The rootstock serves as the root system and sometimes the stem, while the scion grows into the beautiful plant you desire. Or in the case of grafting fruit trees, the scion grows and eventually produces the type of fruit you want.

So in reality, you have two very different plants, now growing as one.


If you look closely at the above photo, Duston is grafting a scion from a Laceleaf Weeping Japanese Maple onto a Japanese Maples seedling. The seedling he is working with has green leaves, and is upright growing. If not grafted, this tree would grow to a height of 20 feet or more, and would have very boring, green leaves.

The scion that Duston is grafting to the rootstock was taken from this tree. The Laceleaf, Weeping Japanese Maple is one of the most beautiful landscape plants on this planet. This tree is very low growing, most are not more than 4’ tall. See the photo above.

The branches spread out, making the tree wider than it is tall. The branches weep from the top of the tree to the ground, the foliage is deep red in color and the leaves are delicately cut on the edges. This plant is breath taking during the spring and summer months. Nobody walks by this plant without taking notice. It is just as interesting during the winter, the weeping branches create a very unique effect even though the plant is without leaves.

• _EXERCISE INPUT_:

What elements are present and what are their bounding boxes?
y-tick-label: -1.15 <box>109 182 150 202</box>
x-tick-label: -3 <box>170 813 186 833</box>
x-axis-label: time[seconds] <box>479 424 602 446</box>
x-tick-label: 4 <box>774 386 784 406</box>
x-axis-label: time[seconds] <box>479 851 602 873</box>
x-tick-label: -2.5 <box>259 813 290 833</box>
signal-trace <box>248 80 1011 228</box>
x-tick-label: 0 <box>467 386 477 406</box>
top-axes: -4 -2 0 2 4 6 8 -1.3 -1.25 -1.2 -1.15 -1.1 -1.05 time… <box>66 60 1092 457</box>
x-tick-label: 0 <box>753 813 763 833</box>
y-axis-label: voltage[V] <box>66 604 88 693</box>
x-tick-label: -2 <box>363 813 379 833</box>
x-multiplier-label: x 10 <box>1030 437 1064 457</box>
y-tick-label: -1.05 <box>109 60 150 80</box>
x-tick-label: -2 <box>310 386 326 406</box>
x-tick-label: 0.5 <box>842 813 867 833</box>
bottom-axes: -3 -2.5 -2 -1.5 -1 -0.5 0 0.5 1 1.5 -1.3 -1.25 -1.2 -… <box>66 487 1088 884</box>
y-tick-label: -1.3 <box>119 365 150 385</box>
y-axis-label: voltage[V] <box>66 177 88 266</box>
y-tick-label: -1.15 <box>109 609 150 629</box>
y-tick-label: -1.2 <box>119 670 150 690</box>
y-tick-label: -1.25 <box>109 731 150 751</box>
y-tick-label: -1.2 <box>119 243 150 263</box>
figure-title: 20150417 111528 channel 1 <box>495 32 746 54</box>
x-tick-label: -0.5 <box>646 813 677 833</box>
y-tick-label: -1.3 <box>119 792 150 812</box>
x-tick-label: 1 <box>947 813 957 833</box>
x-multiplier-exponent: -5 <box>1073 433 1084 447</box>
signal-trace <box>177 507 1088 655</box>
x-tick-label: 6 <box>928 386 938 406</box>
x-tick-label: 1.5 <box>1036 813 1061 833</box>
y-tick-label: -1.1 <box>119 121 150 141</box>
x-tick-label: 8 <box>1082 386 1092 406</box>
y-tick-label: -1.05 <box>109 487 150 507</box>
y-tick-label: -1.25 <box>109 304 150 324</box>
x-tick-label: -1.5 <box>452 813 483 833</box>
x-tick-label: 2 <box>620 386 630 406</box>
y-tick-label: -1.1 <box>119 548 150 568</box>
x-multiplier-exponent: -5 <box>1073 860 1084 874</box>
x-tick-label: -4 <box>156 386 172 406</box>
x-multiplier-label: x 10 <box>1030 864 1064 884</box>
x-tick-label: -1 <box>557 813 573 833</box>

• _WRITTEN TASK 1_:
Reproduce verbatim the part of the grafting passage starting with "The rootstock serves" and going on through "boring, green leaves.".
• _WRITTEN TASK 2_:
Count how many lines of the rows contain the string "axes", treating uppercase and lowercase as distinct, and give only that number.

• _TASK SOLUTION 1_:
The rootstock serves as the root system and sometimes the stem, while the scion grows into the beautiful plant you desire. Or in the case of grafting fruit trees, the scion grows and eventually produces the type of fruit you want.

So in reality, you have two very different plants, now growing as one.


If you look closely at the above photo, Duston is grafting a scion from a Laceleaf Weeping Japanese Maple onto a Japanese Maples seedling. The seedling he is working with has green leaves, and is upright growing. If not grafted, this tree would grow to a height of 20 feet or more, and would have very boring, green leaves.

• _TASK SOLUTION 2_:
2